GOAL – Which lines below hold the word "frac"? Report each one.

Extracted data entries –
>>>
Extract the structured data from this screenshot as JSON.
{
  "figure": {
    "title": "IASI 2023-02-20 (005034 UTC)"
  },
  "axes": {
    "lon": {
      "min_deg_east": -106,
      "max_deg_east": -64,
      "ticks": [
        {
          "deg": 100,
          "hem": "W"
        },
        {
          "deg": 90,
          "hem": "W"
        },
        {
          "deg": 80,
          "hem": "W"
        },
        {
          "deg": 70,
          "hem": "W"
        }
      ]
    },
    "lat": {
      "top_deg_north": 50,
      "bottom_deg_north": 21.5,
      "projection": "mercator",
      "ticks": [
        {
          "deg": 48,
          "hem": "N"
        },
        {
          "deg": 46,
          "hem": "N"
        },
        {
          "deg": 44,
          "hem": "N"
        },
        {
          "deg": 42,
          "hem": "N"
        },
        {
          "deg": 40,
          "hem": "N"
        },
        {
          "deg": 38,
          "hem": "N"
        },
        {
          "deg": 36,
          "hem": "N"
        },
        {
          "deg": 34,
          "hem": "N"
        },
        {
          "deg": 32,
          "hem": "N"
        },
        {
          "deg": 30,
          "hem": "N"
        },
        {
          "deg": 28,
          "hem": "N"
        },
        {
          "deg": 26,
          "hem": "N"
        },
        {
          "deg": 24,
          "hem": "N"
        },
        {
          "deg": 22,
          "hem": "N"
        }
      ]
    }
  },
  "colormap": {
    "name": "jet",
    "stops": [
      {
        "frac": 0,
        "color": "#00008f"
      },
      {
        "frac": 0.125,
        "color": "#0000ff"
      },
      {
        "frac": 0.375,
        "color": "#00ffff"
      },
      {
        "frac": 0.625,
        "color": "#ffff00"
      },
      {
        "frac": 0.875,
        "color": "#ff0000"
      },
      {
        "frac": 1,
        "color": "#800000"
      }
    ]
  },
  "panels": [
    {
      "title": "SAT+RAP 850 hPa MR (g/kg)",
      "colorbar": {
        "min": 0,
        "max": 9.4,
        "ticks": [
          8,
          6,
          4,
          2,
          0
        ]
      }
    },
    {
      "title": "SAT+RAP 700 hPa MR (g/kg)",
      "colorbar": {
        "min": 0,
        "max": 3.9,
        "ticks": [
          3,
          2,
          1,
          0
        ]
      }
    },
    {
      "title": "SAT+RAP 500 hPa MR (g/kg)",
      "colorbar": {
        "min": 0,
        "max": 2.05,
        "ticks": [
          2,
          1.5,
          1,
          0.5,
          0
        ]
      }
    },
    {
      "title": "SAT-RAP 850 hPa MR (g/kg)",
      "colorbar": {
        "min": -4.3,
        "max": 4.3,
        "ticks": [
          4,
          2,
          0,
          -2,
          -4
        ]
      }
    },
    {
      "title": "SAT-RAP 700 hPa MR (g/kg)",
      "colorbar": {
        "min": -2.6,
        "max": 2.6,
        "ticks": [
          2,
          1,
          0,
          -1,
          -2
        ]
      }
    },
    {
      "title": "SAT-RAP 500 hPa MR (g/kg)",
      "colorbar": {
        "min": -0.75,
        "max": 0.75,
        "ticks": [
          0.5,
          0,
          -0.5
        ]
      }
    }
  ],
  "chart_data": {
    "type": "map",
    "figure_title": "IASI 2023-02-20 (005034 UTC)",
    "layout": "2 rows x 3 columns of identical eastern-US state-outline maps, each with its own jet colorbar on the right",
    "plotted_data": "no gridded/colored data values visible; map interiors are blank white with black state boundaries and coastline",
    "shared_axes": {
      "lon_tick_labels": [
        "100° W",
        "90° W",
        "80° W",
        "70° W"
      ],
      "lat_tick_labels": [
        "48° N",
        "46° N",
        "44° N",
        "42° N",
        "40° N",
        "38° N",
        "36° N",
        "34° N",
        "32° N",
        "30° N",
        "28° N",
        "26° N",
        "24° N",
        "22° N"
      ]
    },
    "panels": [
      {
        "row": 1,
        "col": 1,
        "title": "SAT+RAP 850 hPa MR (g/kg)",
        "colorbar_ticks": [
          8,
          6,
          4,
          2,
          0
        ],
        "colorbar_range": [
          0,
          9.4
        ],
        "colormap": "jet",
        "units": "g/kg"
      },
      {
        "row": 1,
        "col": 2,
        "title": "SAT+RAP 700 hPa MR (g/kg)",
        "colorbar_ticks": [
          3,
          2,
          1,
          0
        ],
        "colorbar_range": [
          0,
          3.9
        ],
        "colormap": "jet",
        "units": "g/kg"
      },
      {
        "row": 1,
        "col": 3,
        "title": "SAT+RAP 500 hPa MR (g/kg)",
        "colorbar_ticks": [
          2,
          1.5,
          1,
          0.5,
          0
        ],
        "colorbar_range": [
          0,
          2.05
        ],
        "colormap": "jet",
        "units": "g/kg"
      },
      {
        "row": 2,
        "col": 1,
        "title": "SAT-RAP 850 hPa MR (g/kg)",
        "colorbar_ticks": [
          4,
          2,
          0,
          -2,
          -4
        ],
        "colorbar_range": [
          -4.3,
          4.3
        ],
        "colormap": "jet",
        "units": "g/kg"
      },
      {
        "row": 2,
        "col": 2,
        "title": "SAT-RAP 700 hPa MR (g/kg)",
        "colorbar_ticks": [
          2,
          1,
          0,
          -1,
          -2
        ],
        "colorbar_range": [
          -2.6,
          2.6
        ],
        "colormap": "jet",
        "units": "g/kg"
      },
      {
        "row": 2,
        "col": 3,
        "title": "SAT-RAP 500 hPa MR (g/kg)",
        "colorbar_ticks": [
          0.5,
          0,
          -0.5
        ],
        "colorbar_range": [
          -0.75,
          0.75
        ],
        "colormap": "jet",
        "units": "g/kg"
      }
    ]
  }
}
<<<
SOLUTION TO THIS TASK –
        "frac": 0,
        "frac": 0.125,
        "frac": 0.375,
        "frac": 0.625,
        "frac": 0.875,
        "frac": 1,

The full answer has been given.